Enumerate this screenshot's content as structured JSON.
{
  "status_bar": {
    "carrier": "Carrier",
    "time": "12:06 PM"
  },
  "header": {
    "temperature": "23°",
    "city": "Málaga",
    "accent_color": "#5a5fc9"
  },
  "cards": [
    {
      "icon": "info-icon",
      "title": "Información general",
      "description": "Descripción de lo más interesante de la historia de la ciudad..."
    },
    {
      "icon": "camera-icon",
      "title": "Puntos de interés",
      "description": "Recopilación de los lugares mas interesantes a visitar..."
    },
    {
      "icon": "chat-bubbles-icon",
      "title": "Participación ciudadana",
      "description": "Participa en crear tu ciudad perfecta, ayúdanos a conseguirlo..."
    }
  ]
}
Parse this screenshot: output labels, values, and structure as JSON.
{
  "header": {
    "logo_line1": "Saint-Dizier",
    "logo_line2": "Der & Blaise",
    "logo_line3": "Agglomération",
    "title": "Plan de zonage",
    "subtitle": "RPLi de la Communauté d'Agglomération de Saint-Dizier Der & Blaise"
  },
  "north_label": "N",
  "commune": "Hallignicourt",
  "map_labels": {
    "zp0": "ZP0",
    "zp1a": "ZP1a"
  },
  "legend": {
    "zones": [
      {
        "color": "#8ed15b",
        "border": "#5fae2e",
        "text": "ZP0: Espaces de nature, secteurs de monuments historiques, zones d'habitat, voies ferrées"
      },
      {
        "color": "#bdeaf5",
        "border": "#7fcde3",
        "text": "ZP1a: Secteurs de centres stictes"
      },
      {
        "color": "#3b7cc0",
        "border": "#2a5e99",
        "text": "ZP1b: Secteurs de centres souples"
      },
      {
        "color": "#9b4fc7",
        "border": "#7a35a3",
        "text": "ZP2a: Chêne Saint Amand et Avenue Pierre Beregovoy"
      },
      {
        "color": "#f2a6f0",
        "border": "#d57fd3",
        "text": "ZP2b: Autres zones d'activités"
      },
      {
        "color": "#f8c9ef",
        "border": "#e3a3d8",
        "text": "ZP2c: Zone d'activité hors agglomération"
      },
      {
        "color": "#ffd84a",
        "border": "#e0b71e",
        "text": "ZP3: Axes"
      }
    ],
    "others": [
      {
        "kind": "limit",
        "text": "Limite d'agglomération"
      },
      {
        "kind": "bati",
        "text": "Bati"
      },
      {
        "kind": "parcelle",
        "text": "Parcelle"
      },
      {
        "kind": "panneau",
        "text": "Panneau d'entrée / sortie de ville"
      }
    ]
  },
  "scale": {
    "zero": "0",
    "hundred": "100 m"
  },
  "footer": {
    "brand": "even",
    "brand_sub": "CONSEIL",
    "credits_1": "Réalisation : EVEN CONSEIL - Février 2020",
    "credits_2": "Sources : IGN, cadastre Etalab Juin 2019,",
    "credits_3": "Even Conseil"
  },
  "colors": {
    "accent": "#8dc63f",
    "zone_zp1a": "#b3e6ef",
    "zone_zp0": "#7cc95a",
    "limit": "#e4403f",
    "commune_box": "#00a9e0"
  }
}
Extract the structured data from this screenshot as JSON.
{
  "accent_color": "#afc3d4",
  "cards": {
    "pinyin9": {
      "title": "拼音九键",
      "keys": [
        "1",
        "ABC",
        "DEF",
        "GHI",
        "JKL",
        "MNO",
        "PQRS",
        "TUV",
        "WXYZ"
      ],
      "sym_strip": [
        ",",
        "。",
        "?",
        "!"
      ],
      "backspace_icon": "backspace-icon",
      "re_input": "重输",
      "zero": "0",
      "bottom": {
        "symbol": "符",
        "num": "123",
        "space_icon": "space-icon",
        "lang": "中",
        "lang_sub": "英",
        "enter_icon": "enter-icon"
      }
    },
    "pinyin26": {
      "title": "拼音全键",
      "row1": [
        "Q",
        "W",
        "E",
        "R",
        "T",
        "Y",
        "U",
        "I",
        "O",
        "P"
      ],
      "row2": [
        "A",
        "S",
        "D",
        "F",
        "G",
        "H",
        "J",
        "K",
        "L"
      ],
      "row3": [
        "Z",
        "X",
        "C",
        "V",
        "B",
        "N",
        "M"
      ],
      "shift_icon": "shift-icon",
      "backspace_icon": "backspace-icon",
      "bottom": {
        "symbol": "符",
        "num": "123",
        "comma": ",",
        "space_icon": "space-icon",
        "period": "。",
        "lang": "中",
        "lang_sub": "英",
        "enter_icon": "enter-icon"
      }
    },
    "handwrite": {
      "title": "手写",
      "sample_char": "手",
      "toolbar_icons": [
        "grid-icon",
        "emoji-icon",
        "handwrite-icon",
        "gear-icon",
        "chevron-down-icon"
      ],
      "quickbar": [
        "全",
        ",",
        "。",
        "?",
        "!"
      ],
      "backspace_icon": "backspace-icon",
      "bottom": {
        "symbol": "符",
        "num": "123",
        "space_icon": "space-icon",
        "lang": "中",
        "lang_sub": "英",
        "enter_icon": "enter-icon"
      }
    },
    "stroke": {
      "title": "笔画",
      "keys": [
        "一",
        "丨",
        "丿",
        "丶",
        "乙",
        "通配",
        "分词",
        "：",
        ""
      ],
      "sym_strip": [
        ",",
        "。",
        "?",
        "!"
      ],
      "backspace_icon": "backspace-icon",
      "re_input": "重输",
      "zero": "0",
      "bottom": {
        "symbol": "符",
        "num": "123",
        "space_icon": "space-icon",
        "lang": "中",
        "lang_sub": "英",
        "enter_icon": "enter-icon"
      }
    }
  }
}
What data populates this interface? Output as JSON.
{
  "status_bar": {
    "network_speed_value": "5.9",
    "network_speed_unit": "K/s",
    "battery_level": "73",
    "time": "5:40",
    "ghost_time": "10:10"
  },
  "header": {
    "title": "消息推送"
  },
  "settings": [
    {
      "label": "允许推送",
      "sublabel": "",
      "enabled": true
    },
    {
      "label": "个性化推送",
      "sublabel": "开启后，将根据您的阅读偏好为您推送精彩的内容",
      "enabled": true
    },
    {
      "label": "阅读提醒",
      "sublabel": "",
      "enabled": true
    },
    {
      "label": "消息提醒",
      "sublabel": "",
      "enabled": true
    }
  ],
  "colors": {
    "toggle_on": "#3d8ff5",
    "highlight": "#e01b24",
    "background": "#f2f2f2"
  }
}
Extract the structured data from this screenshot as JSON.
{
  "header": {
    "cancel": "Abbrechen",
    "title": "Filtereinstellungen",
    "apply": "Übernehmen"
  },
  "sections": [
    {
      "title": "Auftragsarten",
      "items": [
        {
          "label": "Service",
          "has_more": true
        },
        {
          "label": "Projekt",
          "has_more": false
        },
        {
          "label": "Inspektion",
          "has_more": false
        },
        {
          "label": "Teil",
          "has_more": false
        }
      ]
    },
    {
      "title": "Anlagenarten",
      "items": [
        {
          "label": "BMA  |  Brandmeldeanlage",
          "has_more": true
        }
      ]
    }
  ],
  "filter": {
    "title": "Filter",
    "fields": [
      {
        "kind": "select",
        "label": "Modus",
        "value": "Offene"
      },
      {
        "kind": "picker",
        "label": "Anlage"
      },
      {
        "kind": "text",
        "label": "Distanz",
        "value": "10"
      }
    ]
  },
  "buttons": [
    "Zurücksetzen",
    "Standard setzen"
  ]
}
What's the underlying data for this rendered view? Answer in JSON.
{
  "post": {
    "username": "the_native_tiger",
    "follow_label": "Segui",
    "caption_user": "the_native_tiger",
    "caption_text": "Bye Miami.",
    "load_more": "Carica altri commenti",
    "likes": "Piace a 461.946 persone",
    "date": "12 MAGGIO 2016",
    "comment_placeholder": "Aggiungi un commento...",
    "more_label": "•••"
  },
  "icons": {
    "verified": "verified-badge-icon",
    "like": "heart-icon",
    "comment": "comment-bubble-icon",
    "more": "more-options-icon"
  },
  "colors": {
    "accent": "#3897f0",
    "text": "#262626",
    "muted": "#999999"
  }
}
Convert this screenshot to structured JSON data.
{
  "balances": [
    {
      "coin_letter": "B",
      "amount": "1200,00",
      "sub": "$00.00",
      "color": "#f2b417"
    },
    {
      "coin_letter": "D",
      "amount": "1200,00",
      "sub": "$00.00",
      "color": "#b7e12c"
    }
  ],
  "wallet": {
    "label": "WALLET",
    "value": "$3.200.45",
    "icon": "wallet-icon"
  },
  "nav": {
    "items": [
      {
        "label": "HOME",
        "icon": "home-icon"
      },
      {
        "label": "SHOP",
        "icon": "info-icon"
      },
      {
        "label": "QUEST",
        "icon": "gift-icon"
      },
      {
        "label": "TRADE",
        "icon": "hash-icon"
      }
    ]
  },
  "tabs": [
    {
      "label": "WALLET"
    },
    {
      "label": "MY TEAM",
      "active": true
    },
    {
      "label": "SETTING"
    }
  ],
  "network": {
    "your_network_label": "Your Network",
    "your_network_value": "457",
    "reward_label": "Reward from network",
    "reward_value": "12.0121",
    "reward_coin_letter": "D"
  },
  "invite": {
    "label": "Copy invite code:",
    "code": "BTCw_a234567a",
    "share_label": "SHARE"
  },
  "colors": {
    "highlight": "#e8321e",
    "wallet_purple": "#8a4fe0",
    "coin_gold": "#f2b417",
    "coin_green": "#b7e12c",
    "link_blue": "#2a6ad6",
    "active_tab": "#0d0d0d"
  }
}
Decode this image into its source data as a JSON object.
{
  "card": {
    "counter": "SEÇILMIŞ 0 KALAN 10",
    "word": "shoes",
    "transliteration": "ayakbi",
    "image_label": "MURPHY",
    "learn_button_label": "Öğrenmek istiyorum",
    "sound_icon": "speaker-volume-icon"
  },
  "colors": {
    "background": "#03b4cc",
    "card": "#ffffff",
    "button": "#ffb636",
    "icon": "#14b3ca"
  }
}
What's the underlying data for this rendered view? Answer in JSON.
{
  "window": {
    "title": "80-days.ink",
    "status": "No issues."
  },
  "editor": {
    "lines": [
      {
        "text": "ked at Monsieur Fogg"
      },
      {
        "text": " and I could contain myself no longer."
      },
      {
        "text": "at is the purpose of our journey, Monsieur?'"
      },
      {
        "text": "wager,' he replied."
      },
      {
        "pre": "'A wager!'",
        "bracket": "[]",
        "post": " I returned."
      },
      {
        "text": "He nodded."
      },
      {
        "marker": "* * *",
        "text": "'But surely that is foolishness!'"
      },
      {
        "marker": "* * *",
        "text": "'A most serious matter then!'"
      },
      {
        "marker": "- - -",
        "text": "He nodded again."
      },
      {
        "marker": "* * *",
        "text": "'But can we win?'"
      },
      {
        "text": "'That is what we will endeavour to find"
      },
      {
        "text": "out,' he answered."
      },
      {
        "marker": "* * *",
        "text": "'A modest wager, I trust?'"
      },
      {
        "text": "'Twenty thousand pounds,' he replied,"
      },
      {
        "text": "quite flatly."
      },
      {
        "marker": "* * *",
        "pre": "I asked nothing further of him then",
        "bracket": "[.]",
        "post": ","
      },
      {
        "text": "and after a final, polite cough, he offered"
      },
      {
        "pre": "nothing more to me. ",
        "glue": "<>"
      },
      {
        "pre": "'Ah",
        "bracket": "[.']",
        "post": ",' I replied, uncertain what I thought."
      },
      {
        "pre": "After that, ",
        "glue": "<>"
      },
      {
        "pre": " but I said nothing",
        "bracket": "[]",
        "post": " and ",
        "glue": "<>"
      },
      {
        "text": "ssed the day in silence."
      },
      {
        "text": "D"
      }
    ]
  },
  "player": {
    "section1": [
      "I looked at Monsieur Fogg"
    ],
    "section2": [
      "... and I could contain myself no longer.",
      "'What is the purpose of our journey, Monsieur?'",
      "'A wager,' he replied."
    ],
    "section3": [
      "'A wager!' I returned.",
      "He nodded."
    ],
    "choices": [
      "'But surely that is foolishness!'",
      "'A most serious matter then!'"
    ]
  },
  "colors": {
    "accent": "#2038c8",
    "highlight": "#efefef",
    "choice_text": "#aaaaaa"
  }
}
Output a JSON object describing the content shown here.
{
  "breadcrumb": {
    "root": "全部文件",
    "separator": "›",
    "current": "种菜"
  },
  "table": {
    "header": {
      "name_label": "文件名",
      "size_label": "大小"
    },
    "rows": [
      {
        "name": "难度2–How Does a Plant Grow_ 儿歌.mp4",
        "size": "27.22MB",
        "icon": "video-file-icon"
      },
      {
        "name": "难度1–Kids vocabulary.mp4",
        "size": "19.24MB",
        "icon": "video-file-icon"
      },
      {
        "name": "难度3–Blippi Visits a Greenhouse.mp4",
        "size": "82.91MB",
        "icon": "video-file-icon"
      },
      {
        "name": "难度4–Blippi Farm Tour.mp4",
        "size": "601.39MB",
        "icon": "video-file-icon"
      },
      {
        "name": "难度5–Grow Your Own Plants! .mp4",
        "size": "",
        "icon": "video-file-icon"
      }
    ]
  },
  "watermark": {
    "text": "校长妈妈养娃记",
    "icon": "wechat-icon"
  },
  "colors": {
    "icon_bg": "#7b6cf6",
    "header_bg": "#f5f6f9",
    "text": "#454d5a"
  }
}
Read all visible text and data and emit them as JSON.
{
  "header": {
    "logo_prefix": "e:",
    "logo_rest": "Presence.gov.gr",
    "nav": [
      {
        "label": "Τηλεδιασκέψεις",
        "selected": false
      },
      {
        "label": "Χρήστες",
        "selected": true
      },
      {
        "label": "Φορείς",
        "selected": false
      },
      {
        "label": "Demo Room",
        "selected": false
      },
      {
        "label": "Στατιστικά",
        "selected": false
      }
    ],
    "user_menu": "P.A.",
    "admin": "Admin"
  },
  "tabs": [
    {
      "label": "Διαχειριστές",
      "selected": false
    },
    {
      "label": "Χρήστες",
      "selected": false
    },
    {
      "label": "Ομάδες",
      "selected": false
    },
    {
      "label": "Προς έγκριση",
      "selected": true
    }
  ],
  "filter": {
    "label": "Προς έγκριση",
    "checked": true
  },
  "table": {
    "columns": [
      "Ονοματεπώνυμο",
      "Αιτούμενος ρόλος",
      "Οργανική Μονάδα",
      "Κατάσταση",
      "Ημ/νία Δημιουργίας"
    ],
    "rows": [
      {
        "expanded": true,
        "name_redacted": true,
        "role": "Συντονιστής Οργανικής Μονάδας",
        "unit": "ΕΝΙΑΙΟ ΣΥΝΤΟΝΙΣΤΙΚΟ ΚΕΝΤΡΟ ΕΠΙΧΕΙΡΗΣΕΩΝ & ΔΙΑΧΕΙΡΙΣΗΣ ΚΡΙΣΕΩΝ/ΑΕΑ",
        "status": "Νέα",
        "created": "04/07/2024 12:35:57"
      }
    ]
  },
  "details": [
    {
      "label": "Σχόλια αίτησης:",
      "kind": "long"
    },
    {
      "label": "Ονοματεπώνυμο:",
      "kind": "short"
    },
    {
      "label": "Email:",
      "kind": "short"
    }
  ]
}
# # # # #
== WORK TO BE COMPLETED ==
Which lines contain the word "myself"? Copy each of them.

== OUTPUT BELOW ==
        "text": " and I could contain myself no longer."
      "... and I could contain myself no longer.",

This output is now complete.